#### TASK INPUTS
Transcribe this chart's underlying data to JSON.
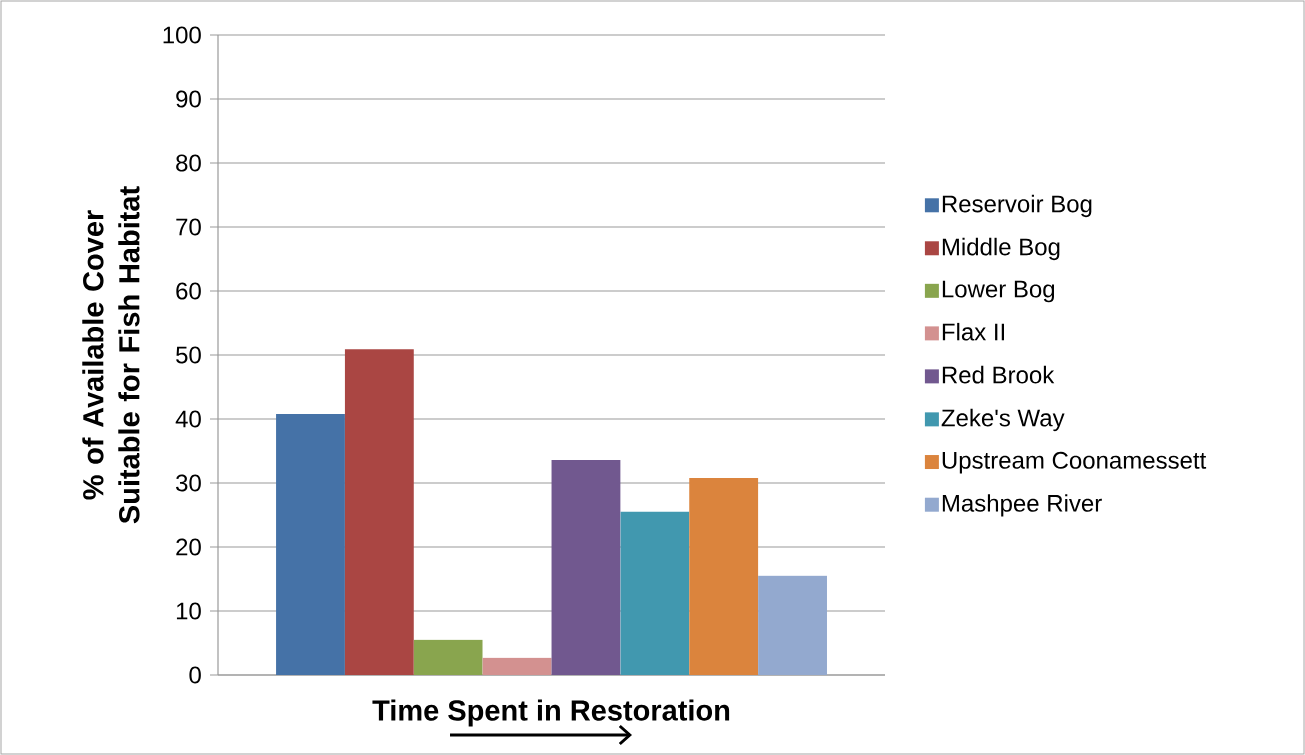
{
  "chart_data": {
    "type": "bar",
    "xlabel": "Time Spent in Restoration",
    "ylabel": "% of Available Cover Suitable for Fish Habitat",
    "categories": [
      null
    ],
    "series": [
      {
        "name": "Reservoir Bog",
        "color": "#4572a7",
        "values": [
          40.8
        ]
      },
      {
        "name": "Middle Bog",
        "color": "#aa4643",
        "values": [
          50.9
        ]
      },
      {
        "name": "Lower Bog",
        "color": "#89a54e",
        "values": [
          5.5
        ]
      },
      {
        "name": "Flax II",
        "color": "#d39190",
        "values": [
          2.7
        ]
      },
      {
        "name": "Red Brook",
        "color": "#71588f",
        "values": [
          33.6
        ]
      },
      {
        "name": "Zeke's Way",
        "color": "#4198af",
        "values": [
          25.5
        ]
      },
      {
        "name": "Upstream Coonamessett",
        "color": "#db843d",
        "values": [
          30.8
        ]
      },
      {
        "name": "Mashpee River",
        "color": "#93a9cf",
        "values": [
          15.5
        ]
      }
    ],
    "ylim": [
      0,
      100
    ],
    "yticks": [
      0,
      10,
      20,
      30,
      40,
      50,
      60,
      70,
      80,
      90,
      100
    ],
    "grid": "y",
    "legend": "right"
  }
}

#### YOUR OBJECTIVE
Transcribe the full listing above exactly as it stands, minus the pictures.

#### SOLVED PROBLEM
Transcribe this chart's underlying data to JSON.
{
  "chart_data": {
    "type": "bar",
    "xlabel": "Time Spent in Restoration",
    "ylabel": "% of Available Cover Suitable for Fish Habitat",
    "categories": [
      null
    ],
    "series": [
      {
        "name": "Reservoir Bog",
        "color": "#4572a7",
        "values": [
          40.8
        ]
      },
      {
        "name": "Middle Bog",
        "color": "#aa4643",
        "values": [
          50.9
        ]
      },
      {
        "name": "Lower Bog",
        "color": "#89a54e",
        "values": [
          5.5
        ]
      },
      {
        "name": "Flax II",
        "color": "#d39190",
        "values": [
          2.7
        ]
      },
      {
        "name": "Red Brook",
        "color": "#71588f",
        "values": [
          33.6
        ]
      },
      {
        "name": "Zeke's Way",
        "color": "#4198af",
        "values": [
          25.5
        ]
      },
      {
        "name": "Upstream Coonamessett",
        "color": "#db843d",
        "values": [
          30.8
        ]
      },
      {
        "name": "Mashpee River",
        "color": "#93a9cf",
        "values": [
          15.5
        ]
      }
    ],
    "ylim": [
      0,
      100
    ],
    "yticks": [
      0,
      10,
      20,
      30,
      40,
      50,
      60,
      70,
      80,
      90,
      100
    ],
    "grid": "y",
    "legend": "right"
  }
}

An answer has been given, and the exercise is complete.